■ TASK PROMPT
Give the lines below as a Markdown table with the columns "No." and "Line", numbering each row and leaving out blank lines and the pictures.
====================
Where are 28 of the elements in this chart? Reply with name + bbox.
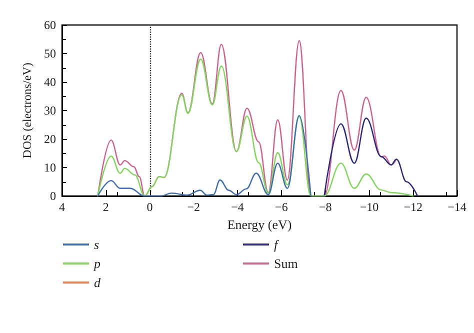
- legend-label: d: [94, 275, 101, 290]
- y-tick-label: 0: [50, 189, 56, 203]
- y-tick-label: 40: [44, 75, 56, 89]
- x-tick-label: 0: [146, 200, 153, 214]
- legend-label: s: [94, 237, 100, 252]
- x-tick-label: −14: [448, 200, 466, 214]
- x-tick-label: −8: [318, 200, 332, 214]
- x-tick-label: −2: [187, 200, 200, 214]
- line-series: [97, 114, 312, 197]
- line-series: [324, 118, 418, 197]
- legend-label: f: [274, 237, 280, 252]
- legend-label: Sum: [274, 256, 298, 271]
- y-tick-label: 30: [44, 104, 56, 118]
- y-tick-label: 10: [44, 160, 56, 174]
- x-tick-label: 2: [102, 200, 109, 214]
- x-tick-label: −4: [231, 200, 244, 214]
- x-tick-label: −12: [404, 200, 422, 214]
- x-tick-label: −6: [275, 200, 288, 214]
- y-tick-label: 60: [44, 18, 56, 32]
- line-series: [97, 58, 414, 197]
- y-tick-label: 20: [44, 132, 56, 146]
- x-tick-label: 4: [59, 200, 65, 214]
- y-tick-label: 50: [44, 46, 56, 60]
- line-series: [97, 40, 398, 197]
- x-tick-label: −10: [360, 200, 379, 214]
- x-axis-title: Energy (eV): [227, 217, 292, 232]
- legend-label: p: [93, 256, 101, 271]
- y-axis-title: DOS (electrons/eV): [20, 62, 34, 158]
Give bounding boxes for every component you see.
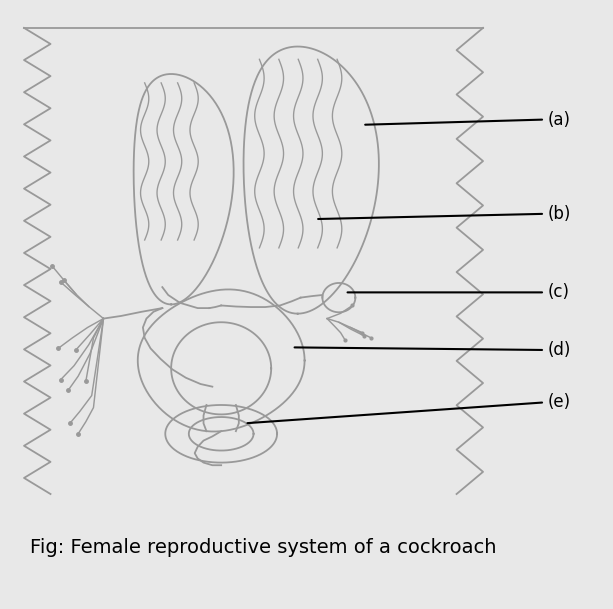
- Text: (d): (d): [548, 341, 571, 359]
- Text: (a): (a): [548, 111, 571, 128]
- Text: Fig: Female reproductive system of a cockroach: Fig: Female reproductive system of a coc…: [30, 538, 497, 557]
- Text: (e): (e): [548, 393, 571, 411]
- Text: (b): (b): [548, 205, 571, 223]
- Text: (c): (c): [548, 283, 569, 301]
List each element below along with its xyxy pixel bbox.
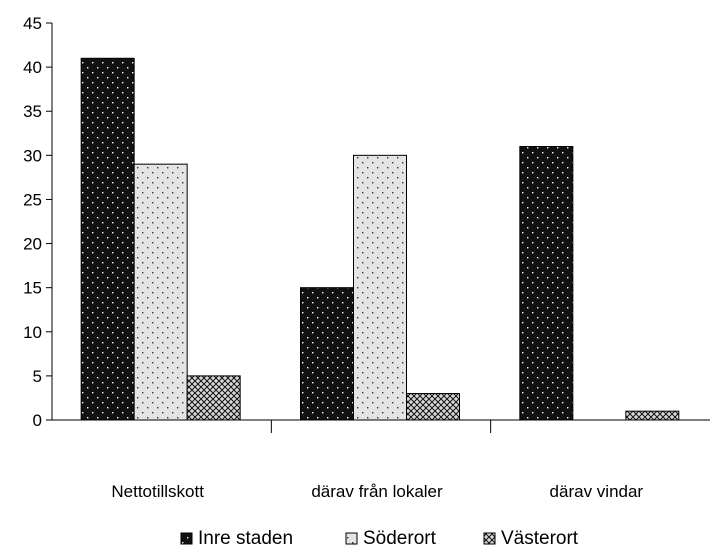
category-labels: Nettotillskott därav från lokaler därav vi… — [111, 482, 643, 501]
y-tick-label: 15 — [23, 279, 42, 298]
legend-swatch — [345, 532, 358, 545]
y-tick-label: 20 — [23, 235, 42, 254]
x-category-label: därav från lokaler — [311, 482, 443, 501]
y-tick-label: 45 — [23, 14, 42, 33]
legend-swatch — [180, 532, 193, 545]
x-category-label: Nettotillskott — [111, 482, 204, 501]
y-tick-label: 30 — [23, 146, 42, 165]
y-tick-label: 40 — [23, 58, 42, 77]
bar-v-sterort-2 — [406, 393, 460, 421]
x-category-label: därav vindar — [550, 482, 644, 501]
legend-label: Inre staden — [198, 528, 293, 549]
legend-swatch — [483, 532, 496, 545]
bar-inre-staden-3 — [519, 146, 574, 421]
bars — [80, 57, 680, 421]
y-tick-label: 5 — [33, 367, 42, 386]
y-tick-label: 35 — [23, 102, 42, 121]
legend-label: Västerort — [501, 528, 579, 549]
legend: Inre staden Söderort Västerort — [180, 528, 579, 549]
bar-inre-staden-1 — [80, 57, 135, 421]
y-tick-label: 10 — [23, 323, 42, 342]
x-axis — [52, 419, 710, 433]
y-axis: 0 5 10 15 20 25 30 35 40 45 — [23, 14, 53, 430]
bar-s-derort-2 — [353, 154, 407, 421]
y-tick-label: 25 — [23, 190, 42, 209]
bar-s-derort-1 — [133, 163, 188, 421]
y-tick-label: 0 — [33, 411, 42, 430]
legend-label: Söderort — [363, 528, 437, 549]
bar-inre-staden-2 — [300, 287, 354, 421]
bar-v-sterort-3 — [625, 410, 680, 421]
bar-v-sterort-1 — [186, 375, 241, 421]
====================
■ SOLUTION TO THE PROBLEM
| No. | Line |
|---|---|
| 1 | Where are 28 of the elements in this chart? Reply with name + bbox. |
| 2 | - legend-label: d: [94, 275, 101, 290] |
| 3 | - y-tick-label: 0: [50, 189, 56, 203] |
| 4 | - y-tick-label: 40: [44, 75, 56, 89] |
| 5 | - x-tick-label: 0: [146, 200, 153, 214] |
| 6 | - legend-label: s: [94, 237, 100, 252] |
| 7 | - x-tick-label: −14: [448, 200, 466, 214] |
| 8 | - x-tick-label: −8: [318, 200, 332, 214] |
| 9 | - x-tick-label: −2: [187, 200, 200, 214] |
| 10 | - line-series: [97, 114, 312, 197] |
| 11 | - line-series: [324, 118, 418, 197] |
| 12 | - legend-label: f: [274, 237, 280, 252] |
| 13 | - legend-label: Sum: [274, 256, 298, 271] |
| 14 | - y-tick-label: 30: [44, 104, 56, 118] |
| 15 | - y-tick-label: 10: [44, 160, 56, 174] |
| 16 | - x-tick-label: 2: [102, 200, 109, 214] |
| 17 | - x-tick-label: −4: [231, 200, 244, 214] |
| 18 | - x-tick-label: −12: [404, 200, 422, 214] |
| 19 | - x-tick-label: −6: [275, 200, 288, 214] |
| 20 | - y-tick-label: 60: [44, 18, 56, 32] |
| 21 | - line-series: [97, 58, 414, 197] |
| 22 | - y-tick-label: 20: [44, 132, 56, 146] |
| 23 | - x-tick-label: 4: [59, 200, 65, 214] |
| 24 | - y-tick-label: 50: [44, 46, 56, 60] |
| 25 | - line-series: [97, 40, 398, 197] |
| 26 | - x-tick-label: −10: [360, 200, 379, 214] |
| 27 | - x-axis-title: Energy (eV): [227, 217, 292, 232] |
| 28 | - legend-label: p: [93, 256, 101, 271] |
| 29 | - y-axis-title: DOS (electrons/eV): [20, 62, 34, 158] |
| 30 | Give bounding boxes for every component you see. |
| 31 | - Text: (d): (d): [548, 341, 571, 359] |
| 32 | - Text: (a): (a): [548, 111, 571, 128] |
| 33 | - Text: Fig: Female reproductive system of a cockroach: Fig: Female reproductive system of a coc…: [30, 538, 497, 557] |
| 34 | - Text: (e): (e): [548, 393, 571, 411] |
| 35 | - Text: (b): (b): [548, 205, 571, 223] |
| 36 | - Text: (c): (c): [548, 283, 569, 301] |
| 37 | List each element below along with its xyxy pixel bbox. |
| 38 | category-labels: Nettotillskott därav från lokaler därav vi… — [111, 482, 643, 501] |
| 39 | y-tick-label: 15 — [23, 279, 42, 298] |
| 40 | legend-swatch — [345, 532, 358, 545] |
| 41 | y-tick-label: 20 — [23, 235, 42, 254] |
| 42 | x-category-label: därav från lokaler — [311, 482, 443, 501] |
| 43 | y-tick-label: 45 — [23, 14, 42, 33] |
| 44 | legend-swatch — [180, 532, 193, 545] |
| 45 | x-category-label: Nettotillskott — [111, 482, 204, 501] |
| 46 | y-tick-label: 30 — [23, 146, 42, 165] |
| 47 | y-tick-label: 40 — [23, 58, 42, 77] |
| 48 | bar-v-sterort-2 — [406, 393, 460, 421] |
| 49 | x-category-label: därav vindar — [550, 482, 644, 501] |
| 50 | legend-label: Inre staden — [198, 528, 293, 549] |
| 51 | legend-swatch — [483, 532, 496, 545] |
| 52 | bar-inre-staden-3 — [519, 146, 574, 421] |
| 53 | bars — [80, 57, 680, 421] |
| 54 | y-tick-label: 5 — [33, 367, 42, 386] |
| 55 | y-tick-label: 35 — [23, 102, 42, 121] |
| 56 | legend-label: Västerort — [501, 528, 579, 549] |
| 57 | legend: Inre staden Söderort Västerort — [180, 528, 579, 549] |
| 58 | bar-inre-staden-1 — [80, 57, 135, 421] |
| 59 | y-tick-label: 10 — [23, 323, 42, 342] |
| 60 | x-axis — [52, 419, 710, 433] |
| 61 | y-axis: 0 5 10 15 20 25 30 35 40 45 — [23, 14, 53, 430] |
| 62 | bar-s-derort-2 — [353, 154, 407, 421] |
| 63 | y-tick-label: 25 — [23, 190, 42, 209] |
| 64 | bar-s-derort-1 — [133, 163, 188, 421] |
| 65 | y-tick-label: 0 — [33, 411, 42, 430] |
| 66 | legend-label: Söderort — [363, 528, 437, 549] |
| 67 | bar-inre-staden-2 — [300, 287, 354, 421] |
| 68 | bar-v-sterort-3 — [625, 410, 680, 421] |
| 69 | bar-v-sterort-1 — [186, 375, 241, 421] |